● WHAT NEEDS TO BE DONE
Where a line holds "MOUND", copy it.

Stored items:
━━━━━━━━━━━━━━━━

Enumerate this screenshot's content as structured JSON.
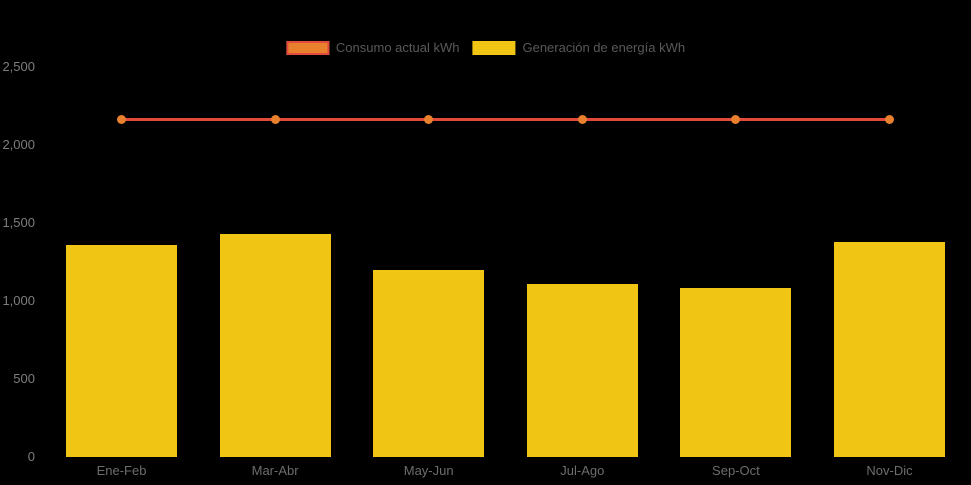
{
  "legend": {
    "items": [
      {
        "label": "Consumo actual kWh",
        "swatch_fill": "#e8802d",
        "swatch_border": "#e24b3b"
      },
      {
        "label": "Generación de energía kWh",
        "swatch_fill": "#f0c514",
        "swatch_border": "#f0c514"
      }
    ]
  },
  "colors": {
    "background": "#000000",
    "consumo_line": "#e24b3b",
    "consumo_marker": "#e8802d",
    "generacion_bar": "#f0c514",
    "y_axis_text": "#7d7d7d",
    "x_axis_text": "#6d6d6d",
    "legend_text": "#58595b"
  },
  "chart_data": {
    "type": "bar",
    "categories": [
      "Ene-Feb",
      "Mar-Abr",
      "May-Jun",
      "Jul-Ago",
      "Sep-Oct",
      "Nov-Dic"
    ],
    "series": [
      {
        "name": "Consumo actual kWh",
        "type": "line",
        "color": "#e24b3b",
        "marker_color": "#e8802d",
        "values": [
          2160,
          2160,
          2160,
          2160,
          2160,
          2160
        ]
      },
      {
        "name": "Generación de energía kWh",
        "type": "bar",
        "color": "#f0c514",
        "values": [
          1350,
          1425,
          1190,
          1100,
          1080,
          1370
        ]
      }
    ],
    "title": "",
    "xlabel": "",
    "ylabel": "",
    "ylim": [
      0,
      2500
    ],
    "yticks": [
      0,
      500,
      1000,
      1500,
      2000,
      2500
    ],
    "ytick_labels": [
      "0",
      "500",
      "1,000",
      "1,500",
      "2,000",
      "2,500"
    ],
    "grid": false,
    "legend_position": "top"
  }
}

━━━━━━━━━━━━━━━━

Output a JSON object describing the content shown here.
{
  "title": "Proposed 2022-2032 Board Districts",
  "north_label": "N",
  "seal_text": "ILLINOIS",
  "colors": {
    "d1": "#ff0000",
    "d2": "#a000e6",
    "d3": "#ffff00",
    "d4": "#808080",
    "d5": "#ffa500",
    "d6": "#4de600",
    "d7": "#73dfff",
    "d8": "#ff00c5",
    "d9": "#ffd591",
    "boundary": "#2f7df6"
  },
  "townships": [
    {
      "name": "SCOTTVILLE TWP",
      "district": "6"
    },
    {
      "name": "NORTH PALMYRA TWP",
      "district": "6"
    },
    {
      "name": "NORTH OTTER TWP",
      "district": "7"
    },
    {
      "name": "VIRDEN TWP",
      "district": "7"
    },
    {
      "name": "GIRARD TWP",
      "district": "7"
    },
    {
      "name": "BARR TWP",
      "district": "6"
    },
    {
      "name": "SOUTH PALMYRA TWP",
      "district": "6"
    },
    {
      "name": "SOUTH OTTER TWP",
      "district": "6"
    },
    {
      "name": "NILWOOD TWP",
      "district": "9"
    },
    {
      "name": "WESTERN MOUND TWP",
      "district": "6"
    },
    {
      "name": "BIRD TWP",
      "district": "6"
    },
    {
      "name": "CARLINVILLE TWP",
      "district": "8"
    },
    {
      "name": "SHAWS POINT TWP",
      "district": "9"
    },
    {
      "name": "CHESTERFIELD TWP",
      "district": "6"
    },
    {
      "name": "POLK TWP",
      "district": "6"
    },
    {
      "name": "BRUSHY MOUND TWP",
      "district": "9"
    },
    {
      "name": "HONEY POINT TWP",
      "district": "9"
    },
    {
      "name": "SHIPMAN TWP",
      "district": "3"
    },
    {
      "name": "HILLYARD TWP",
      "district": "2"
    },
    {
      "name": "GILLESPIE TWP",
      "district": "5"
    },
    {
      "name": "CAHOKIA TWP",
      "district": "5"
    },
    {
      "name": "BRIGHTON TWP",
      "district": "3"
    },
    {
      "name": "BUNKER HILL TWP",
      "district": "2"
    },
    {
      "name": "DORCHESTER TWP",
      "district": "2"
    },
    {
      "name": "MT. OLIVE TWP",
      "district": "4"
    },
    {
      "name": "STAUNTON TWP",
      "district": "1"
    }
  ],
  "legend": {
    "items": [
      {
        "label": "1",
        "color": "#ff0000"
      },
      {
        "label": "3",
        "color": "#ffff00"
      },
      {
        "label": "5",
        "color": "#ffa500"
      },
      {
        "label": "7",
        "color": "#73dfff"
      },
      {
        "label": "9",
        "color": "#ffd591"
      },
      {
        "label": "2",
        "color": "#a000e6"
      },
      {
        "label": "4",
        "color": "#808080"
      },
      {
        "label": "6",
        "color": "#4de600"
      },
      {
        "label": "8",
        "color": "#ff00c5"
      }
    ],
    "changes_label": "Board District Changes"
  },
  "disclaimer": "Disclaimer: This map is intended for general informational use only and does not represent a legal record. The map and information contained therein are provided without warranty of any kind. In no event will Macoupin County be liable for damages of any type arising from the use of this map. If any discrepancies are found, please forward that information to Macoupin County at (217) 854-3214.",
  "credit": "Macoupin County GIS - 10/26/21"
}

━━━━━━━━━━━━━━━━

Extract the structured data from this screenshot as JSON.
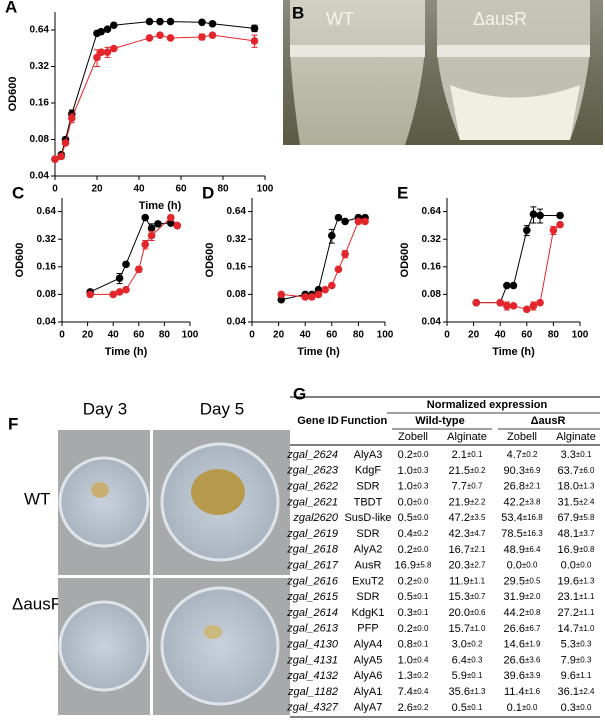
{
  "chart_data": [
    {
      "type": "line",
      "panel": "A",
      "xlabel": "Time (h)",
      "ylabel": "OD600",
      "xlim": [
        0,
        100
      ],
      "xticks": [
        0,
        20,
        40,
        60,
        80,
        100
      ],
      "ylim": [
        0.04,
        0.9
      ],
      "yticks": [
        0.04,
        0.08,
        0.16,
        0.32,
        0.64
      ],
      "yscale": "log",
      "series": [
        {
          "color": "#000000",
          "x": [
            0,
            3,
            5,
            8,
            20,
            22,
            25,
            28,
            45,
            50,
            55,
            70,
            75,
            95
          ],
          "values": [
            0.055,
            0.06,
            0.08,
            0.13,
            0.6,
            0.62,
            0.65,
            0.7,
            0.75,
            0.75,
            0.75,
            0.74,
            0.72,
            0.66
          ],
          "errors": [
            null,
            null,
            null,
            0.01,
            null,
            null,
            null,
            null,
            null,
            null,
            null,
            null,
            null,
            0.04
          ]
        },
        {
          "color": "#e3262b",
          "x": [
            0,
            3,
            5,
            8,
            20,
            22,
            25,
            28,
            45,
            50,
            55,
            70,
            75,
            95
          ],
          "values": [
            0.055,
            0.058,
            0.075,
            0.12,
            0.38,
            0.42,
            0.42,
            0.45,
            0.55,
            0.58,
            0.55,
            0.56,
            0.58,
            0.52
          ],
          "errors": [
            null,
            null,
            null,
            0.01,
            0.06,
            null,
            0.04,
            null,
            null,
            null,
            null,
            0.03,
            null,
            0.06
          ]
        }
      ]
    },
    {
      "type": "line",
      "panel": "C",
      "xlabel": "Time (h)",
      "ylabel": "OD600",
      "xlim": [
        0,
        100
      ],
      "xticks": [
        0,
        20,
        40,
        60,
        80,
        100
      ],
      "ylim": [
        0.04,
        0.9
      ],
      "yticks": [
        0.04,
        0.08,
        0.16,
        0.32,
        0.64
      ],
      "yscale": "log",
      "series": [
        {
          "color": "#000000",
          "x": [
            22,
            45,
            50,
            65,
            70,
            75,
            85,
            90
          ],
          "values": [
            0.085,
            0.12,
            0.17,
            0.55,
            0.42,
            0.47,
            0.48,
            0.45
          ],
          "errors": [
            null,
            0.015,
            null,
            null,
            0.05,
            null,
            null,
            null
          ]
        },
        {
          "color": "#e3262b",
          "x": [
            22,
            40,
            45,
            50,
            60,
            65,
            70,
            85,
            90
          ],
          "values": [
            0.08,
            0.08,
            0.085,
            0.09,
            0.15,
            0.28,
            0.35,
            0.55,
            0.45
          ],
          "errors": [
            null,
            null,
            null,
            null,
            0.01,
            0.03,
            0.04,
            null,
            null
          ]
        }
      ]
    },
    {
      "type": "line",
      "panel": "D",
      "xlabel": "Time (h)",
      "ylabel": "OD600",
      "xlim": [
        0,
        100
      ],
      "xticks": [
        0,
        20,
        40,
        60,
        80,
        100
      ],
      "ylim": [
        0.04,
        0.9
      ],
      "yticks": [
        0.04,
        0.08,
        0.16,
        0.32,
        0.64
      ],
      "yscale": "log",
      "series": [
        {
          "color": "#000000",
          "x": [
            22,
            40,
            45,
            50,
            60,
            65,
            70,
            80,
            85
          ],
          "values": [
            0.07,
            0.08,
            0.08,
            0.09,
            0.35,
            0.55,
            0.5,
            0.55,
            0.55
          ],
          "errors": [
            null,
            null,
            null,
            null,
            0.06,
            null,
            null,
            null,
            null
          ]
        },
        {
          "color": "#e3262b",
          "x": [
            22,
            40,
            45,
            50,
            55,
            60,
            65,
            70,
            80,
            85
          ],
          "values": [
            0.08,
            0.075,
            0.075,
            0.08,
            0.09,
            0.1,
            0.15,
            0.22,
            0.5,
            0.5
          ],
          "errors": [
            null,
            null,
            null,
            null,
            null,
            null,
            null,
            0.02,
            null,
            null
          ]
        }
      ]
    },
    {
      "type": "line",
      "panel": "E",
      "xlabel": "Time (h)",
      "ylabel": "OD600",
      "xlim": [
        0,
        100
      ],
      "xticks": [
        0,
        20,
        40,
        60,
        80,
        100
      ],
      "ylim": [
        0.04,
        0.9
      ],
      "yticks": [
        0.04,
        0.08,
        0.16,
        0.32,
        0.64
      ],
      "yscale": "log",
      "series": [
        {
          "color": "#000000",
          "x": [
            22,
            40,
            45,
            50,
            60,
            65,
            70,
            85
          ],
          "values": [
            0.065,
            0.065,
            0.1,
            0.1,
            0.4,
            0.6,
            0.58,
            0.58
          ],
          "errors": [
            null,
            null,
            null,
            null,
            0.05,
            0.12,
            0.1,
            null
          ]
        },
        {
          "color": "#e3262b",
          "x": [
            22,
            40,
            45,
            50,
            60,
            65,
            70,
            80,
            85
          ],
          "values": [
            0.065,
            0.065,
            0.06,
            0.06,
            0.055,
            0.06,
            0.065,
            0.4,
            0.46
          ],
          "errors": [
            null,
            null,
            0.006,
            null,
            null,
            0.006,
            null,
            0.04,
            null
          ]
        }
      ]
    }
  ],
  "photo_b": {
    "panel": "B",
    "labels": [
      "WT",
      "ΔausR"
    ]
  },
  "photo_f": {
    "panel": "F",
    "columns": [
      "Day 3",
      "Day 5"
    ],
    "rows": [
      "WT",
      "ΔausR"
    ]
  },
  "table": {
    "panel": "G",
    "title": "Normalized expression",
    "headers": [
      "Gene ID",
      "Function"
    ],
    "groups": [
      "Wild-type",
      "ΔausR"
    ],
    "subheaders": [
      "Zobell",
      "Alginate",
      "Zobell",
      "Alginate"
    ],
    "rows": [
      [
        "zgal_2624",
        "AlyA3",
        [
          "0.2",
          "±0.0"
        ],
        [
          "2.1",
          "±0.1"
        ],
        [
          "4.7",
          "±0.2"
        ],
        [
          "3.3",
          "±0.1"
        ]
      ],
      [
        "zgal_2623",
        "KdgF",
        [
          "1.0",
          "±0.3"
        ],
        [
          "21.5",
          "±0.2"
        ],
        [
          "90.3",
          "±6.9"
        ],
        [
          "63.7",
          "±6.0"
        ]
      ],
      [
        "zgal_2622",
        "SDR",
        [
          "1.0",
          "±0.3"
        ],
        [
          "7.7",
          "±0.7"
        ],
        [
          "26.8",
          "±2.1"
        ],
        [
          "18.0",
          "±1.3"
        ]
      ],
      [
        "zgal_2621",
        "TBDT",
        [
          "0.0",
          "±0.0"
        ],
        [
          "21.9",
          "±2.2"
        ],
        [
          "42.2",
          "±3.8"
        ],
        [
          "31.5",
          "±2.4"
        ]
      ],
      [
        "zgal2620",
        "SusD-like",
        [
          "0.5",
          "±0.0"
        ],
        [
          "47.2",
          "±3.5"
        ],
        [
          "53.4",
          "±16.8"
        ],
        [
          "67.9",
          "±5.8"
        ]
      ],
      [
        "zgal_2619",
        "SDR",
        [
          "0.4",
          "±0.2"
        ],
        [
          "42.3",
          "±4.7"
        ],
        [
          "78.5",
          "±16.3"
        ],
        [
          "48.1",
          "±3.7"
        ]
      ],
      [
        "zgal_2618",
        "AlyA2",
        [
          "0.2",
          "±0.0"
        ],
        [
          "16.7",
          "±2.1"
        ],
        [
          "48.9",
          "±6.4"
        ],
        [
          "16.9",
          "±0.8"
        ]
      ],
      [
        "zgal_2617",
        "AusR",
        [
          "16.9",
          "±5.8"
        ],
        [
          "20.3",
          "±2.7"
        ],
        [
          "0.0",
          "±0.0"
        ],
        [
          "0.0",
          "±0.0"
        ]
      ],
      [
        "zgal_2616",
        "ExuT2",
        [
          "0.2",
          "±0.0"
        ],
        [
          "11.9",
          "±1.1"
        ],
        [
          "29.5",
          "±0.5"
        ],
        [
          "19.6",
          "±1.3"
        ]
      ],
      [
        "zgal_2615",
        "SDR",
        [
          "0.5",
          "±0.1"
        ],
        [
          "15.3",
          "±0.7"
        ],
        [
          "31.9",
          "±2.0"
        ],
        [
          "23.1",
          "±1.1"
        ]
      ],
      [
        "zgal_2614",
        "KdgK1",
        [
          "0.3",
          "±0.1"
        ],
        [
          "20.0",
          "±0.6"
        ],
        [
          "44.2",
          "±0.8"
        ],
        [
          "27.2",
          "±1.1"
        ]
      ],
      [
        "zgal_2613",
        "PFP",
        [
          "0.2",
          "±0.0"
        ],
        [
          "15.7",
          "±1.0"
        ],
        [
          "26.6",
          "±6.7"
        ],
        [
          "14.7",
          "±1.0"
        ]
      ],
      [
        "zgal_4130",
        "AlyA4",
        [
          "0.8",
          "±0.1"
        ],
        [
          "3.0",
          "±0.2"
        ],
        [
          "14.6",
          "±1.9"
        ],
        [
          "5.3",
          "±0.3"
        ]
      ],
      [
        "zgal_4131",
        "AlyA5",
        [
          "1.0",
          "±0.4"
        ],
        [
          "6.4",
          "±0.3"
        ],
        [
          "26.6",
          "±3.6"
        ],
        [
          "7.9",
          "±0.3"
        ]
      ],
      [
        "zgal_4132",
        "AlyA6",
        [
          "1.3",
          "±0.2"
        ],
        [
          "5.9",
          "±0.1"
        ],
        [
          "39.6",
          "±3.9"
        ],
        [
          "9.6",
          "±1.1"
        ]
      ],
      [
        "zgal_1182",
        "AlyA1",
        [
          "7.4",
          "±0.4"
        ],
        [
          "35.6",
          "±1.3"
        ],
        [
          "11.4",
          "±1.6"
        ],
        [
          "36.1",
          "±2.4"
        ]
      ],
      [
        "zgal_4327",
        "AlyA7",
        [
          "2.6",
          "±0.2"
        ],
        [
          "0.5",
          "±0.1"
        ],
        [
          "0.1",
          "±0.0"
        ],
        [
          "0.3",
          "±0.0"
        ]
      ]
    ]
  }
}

━━━━━━━━━━━━━━━━

● SOLVED PROBLEM
      "name": "WESTERN MOUND TWP",
      "name": "BRUSHY MOUND TWP",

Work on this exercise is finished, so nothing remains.